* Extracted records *
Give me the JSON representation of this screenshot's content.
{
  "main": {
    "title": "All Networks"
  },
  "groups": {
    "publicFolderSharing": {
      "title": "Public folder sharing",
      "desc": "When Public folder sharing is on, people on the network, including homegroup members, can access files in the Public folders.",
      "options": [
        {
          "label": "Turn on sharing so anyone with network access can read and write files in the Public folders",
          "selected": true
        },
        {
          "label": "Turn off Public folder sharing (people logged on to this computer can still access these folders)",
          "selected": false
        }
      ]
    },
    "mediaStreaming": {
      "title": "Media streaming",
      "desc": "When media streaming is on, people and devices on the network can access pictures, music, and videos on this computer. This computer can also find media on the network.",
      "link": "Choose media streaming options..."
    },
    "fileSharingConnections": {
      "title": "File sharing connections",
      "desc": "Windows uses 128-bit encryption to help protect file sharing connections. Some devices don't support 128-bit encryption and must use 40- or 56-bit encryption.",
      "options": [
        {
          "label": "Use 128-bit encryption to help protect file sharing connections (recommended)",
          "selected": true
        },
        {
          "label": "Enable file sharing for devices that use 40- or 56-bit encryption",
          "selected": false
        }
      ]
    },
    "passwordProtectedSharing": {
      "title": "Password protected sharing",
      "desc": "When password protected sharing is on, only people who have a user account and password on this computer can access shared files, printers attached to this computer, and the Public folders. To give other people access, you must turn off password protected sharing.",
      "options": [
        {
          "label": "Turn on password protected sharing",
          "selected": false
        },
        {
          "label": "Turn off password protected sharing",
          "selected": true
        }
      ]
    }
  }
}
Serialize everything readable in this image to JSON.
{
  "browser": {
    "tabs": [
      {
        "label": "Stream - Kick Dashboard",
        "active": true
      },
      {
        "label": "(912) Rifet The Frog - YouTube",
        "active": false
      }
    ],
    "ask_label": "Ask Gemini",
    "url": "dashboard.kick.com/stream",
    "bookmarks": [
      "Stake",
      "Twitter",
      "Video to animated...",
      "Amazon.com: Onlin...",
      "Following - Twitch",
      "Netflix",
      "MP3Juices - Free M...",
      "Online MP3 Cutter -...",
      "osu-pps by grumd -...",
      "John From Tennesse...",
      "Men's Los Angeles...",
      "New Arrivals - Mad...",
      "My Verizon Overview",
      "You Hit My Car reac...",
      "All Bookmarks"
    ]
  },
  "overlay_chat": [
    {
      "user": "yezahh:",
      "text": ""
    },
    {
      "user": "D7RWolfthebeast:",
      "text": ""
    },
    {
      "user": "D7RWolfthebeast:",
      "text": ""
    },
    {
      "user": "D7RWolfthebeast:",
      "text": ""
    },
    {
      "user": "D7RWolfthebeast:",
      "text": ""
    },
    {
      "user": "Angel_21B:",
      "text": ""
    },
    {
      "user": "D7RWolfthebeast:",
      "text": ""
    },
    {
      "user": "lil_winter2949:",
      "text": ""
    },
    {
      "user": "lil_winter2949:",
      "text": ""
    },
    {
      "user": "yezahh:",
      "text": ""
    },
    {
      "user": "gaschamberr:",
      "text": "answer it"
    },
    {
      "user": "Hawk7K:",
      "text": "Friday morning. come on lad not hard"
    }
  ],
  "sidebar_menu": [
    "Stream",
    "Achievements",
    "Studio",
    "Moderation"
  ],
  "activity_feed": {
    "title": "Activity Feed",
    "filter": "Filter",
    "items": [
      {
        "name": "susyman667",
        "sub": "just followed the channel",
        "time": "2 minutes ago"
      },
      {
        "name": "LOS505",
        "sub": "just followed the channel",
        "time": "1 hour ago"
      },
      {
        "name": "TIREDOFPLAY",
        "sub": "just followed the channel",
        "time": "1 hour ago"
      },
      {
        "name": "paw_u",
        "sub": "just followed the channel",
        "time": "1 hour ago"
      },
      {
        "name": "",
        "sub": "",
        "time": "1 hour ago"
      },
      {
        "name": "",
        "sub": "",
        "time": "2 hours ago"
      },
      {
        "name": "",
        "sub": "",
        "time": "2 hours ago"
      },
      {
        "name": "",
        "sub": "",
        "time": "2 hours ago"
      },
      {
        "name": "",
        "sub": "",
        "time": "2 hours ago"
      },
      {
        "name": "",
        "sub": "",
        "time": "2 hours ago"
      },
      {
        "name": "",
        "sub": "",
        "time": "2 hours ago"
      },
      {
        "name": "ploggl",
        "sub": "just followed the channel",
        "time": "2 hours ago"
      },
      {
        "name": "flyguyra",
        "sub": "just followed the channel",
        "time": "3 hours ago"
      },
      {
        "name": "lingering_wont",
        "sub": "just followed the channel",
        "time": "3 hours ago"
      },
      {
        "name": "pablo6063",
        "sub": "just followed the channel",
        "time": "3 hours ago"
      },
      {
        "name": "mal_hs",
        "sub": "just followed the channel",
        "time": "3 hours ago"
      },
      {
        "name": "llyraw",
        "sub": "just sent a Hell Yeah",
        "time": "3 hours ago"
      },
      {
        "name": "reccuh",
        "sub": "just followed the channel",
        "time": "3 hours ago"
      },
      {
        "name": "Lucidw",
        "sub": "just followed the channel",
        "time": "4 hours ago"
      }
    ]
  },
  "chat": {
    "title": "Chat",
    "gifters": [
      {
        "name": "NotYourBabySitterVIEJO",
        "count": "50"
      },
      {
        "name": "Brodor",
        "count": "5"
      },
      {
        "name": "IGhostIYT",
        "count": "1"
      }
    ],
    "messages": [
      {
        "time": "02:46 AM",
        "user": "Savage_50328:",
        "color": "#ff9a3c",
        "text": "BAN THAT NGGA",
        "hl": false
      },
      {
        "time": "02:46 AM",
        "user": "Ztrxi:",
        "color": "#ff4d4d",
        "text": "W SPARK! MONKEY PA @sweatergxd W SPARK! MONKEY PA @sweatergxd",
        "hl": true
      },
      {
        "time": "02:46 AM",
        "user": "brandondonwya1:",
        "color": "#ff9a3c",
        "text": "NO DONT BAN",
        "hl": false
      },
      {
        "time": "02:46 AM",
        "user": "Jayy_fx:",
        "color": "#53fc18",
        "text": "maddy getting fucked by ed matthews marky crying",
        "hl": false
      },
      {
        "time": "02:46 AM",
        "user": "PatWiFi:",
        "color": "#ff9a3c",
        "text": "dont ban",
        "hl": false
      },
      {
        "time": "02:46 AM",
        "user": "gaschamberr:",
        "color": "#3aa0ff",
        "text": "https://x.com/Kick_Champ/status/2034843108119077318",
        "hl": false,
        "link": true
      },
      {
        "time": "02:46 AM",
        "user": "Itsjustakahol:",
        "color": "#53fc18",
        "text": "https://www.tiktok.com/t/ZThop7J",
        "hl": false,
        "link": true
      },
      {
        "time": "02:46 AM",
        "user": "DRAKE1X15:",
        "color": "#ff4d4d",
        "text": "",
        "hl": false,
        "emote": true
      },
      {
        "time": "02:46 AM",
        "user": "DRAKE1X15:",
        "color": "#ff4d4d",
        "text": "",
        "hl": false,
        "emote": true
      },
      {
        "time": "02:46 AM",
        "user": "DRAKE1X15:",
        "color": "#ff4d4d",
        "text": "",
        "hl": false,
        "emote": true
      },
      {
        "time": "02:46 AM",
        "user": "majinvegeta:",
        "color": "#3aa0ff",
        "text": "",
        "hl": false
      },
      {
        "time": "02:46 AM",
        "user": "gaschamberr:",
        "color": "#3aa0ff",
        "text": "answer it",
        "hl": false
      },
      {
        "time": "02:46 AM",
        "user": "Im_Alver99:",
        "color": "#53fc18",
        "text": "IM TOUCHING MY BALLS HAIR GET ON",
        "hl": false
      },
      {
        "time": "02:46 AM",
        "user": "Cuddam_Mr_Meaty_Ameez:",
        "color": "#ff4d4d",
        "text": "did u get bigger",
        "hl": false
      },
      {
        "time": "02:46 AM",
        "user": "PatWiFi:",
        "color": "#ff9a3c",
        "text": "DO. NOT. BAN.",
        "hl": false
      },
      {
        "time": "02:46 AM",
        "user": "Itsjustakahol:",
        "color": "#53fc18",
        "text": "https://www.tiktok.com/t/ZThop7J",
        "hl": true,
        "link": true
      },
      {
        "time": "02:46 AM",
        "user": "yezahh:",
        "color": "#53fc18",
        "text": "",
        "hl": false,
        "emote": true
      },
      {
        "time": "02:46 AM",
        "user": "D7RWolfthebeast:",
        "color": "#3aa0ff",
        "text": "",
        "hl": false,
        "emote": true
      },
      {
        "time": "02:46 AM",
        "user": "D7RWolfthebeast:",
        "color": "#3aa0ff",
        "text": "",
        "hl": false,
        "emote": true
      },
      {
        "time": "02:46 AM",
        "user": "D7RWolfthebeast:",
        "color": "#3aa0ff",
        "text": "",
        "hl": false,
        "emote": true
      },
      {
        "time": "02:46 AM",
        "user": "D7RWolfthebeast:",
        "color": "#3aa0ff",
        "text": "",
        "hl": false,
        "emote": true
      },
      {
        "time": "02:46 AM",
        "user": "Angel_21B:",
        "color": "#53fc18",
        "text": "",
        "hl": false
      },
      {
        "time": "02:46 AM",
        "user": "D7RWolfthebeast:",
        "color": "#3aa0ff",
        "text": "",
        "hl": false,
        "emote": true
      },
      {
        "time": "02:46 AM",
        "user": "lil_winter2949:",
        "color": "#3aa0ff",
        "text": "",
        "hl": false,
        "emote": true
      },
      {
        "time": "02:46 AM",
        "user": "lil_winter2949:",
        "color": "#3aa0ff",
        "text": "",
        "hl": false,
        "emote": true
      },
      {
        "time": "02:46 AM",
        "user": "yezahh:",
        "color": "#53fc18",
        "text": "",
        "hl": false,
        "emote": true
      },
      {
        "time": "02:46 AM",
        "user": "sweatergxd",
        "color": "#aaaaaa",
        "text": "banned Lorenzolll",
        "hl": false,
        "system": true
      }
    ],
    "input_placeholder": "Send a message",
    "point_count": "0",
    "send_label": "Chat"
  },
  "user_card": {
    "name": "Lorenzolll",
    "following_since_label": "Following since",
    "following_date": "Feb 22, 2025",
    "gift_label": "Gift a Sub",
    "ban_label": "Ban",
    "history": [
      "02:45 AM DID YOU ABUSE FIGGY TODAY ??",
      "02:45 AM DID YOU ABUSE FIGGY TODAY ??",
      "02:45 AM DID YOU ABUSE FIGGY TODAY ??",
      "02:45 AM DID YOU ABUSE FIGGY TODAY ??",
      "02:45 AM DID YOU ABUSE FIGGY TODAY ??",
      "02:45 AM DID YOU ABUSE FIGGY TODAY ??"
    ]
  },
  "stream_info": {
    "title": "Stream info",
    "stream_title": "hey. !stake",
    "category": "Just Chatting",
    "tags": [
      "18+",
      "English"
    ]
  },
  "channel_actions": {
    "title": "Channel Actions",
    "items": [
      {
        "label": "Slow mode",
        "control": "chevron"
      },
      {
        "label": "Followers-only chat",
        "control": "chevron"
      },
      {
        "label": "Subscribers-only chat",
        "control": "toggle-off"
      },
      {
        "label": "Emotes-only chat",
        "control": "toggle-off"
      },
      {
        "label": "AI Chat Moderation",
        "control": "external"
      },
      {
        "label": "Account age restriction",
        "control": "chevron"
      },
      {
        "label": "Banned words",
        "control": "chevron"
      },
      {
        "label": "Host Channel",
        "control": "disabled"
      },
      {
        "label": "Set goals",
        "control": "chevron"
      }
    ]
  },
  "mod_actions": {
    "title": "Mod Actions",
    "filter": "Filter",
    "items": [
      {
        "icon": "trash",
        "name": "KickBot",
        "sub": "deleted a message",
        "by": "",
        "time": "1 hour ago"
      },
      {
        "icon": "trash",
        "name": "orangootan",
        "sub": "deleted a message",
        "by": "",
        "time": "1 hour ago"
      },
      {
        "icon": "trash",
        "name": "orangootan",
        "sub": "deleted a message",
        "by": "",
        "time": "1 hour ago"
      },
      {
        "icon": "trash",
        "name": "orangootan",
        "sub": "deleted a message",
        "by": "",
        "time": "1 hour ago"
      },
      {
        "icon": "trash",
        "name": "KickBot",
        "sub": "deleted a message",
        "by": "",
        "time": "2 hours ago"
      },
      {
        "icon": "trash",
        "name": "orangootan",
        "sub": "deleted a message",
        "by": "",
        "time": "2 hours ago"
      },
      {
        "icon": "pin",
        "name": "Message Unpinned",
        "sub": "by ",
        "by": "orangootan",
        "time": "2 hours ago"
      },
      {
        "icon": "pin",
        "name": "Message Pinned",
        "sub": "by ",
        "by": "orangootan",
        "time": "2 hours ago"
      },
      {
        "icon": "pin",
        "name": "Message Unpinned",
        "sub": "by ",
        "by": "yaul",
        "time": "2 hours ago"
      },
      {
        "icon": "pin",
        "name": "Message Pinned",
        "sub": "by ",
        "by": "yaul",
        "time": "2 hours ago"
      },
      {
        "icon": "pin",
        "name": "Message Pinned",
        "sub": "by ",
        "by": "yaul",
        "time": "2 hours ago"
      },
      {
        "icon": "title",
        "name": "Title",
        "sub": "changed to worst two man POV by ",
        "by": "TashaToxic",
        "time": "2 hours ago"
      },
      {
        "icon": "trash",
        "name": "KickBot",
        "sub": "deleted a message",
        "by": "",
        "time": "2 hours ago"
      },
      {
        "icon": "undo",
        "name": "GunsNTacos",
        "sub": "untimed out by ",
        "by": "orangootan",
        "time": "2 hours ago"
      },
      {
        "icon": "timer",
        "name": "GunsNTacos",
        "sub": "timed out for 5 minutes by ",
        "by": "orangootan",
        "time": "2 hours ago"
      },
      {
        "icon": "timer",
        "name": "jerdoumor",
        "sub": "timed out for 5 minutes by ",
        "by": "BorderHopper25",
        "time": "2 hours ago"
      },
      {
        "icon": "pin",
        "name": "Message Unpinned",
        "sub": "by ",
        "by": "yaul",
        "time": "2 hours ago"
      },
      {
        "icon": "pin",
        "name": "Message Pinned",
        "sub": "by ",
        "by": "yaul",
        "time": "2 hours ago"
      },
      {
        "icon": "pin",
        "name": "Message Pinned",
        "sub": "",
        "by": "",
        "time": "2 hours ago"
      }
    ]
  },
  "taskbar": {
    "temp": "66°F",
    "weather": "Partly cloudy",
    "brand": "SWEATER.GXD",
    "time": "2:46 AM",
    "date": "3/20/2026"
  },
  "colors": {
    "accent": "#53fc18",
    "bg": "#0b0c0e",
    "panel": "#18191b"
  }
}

* Direction *
Determine how many lines of the listing above include the word "JSON", and report that number only.

* Task answer *
2